** STORED ROWS **
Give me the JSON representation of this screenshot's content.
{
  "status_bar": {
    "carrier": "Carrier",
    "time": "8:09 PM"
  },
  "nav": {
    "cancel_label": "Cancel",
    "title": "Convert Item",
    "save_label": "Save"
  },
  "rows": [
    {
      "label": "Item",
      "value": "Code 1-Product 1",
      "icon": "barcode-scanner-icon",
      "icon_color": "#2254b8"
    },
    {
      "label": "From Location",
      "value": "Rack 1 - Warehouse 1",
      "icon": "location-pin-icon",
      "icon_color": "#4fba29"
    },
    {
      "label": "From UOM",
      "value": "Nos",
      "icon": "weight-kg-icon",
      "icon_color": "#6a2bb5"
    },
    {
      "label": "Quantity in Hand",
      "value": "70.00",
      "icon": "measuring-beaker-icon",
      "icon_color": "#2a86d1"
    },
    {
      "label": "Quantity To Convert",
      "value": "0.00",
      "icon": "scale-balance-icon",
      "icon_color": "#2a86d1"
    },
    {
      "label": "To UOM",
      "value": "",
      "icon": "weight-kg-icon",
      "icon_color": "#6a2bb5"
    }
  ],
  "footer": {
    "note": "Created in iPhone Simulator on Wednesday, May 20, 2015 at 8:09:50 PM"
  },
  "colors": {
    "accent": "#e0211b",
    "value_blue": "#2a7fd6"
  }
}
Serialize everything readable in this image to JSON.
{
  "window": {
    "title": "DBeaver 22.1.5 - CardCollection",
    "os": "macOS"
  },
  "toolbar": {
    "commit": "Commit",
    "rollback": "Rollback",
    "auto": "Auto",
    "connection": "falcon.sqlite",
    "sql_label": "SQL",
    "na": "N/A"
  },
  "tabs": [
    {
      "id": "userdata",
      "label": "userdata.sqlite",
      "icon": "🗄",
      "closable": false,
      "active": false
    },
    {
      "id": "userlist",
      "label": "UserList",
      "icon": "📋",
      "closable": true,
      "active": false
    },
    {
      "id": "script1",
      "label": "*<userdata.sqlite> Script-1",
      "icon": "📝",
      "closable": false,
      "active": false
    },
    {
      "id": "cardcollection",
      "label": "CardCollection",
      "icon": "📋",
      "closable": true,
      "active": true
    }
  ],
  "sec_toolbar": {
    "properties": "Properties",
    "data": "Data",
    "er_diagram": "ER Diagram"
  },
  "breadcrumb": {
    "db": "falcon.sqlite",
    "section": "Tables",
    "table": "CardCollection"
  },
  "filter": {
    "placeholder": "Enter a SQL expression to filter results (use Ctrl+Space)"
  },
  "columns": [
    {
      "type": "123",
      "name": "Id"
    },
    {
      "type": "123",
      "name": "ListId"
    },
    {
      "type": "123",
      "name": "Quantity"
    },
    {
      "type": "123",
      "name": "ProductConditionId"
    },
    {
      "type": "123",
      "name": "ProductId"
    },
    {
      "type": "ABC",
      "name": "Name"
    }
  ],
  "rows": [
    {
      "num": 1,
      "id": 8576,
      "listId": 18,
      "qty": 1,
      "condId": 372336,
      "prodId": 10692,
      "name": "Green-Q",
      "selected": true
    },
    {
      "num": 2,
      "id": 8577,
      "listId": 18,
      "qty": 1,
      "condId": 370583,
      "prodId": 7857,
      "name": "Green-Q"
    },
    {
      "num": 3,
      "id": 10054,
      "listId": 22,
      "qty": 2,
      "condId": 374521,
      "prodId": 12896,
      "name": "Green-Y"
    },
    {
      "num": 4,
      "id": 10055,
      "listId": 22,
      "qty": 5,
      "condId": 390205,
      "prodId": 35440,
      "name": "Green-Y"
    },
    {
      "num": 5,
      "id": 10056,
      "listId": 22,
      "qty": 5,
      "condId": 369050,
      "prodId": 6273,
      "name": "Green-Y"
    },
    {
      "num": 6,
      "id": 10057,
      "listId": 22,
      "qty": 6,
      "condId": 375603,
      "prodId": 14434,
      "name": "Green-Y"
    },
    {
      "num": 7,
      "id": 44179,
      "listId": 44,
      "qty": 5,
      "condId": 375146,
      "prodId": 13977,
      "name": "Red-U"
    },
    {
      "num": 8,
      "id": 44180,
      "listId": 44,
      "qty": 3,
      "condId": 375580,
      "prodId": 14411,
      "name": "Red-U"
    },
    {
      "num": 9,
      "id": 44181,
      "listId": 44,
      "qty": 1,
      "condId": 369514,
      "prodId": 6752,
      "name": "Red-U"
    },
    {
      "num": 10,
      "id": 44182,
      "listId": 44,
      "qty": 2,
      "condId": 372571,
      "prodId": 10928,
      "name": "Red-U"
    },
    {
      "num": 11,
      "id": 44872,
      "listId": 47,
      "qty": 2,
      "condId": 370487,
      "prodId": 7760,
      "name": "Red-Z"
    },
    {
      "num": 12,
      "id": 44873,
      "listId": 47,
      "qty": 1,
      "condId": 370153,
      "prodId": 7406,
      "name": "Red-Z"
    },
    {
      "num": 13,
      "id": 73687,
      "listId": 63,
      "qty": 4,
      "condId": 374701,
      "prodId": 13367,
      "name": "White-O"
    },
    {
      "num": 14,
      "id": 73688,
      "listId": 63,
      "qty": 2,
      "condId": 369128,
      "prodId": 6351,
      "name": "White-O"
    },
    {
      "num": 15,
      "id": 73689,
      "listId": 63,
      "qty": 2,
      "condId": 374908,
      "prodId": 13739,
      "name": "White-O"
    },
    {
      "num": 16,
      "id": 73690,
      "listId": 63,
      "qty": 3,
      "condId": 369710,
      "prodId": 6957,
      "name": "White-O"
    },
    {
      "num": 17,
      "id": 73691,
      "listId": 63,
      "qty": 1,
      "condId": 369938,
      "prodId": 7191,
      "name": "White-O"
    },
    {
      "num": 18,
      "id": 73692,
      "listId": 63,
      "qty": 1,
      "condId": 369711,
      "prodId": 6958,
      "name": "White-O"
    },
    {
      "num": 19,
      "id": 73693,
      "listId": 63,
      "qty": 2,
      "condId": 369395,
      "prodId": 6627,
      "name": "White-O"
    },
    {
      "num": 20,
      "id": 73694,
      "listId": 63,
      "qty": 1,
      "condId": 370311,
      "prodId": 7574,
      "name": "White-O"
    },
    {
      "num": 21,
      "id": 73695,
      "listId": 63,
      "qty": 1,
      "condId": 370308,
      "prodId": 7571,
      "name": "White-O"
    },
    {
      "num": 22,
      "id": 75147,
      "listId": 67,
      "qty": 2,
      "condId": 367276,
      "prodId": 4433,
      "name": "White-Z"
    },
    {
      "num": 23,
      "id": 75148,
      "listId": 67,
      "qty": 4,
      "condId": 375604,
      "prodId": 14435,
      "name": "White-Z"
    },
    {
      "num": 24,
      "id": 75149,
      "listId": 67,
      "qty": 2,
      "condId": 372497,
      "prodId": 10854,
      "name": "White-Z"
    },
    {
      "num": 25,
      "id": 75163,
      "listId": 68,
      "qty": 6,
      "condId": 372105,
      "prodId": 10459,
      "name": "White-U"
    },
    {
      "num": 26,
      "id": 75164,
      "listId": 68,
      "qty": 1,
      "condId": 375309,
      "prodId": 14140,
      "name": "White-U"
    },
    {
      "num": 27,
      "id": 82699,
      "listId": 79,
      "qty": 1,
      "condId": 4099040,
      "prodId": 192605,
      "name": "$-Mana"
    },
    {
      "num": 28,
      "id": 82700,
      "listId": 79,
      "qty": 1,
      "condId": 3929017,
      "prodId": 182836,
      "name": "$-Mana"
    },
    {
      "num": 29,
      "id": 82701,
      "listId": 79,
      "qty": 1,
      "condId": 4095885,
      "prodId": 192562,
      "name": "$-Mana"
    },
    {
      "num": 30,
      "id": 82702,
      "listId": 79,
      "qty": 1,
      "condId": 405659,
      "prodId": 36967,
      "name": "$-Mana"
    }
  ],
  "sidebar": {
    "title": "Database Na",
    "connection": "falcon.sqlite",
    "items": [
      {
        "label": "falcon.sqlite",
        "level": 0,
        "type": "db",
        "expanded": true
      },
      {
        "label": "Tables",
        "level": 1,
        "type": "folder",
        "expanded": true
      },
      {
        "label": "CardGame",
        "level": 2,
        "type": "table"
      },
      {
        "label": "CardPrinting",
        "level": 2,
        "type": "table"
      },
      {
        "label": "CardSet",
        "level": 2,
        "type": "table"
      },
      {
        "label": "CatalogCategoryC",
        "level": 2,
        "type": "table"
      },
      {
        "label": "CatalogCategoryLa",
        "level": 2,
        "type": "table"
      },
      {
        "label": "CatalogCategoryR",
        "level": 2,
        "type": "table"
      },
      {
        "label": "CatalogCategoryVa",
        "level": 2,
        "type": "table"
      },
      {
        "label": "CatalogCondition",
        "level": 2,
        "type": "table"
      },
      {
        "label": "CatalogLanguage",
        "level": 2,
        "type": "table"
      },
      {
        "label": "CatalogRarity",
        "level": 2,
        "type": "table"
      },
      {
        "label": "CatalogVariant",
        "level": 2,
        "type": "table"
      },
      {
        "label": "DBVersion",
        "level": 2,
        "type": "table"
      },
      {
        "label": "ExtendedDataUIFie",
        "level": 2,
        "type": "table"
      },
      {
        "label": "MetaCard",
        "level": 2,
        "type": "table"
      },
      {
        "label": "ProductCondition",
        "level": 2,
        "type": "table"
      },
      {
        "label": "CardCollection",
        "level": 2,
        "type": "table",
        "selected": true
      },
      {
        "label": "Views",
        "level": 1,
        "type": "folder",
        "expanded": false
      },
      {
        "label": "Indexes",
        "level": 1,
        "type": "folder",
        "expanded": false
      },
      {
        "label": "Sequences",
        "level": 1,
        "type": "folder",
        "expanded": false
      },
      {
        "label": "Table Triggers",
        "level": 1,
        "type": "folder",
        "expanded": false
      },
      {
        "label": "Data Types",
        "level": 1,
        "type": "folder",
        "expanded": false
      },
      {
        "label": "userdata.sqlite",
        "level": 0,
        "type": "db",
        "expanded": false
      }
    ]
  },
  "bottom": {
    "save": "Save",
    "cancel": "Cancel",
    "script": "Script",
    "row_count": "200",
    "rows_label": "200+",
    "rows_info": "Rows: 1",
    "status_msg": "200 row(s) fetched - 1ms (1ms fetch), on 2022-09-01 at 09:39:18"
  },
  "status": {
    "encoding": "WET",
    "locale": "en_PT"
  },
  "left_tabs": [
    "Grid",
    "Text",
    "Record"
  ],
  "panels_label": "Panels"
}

** SHORT TASK **
A single figure is required: the number of lines above in which the word "Quantity" occurs.

** SOLUTION FOR THIS TASK **
3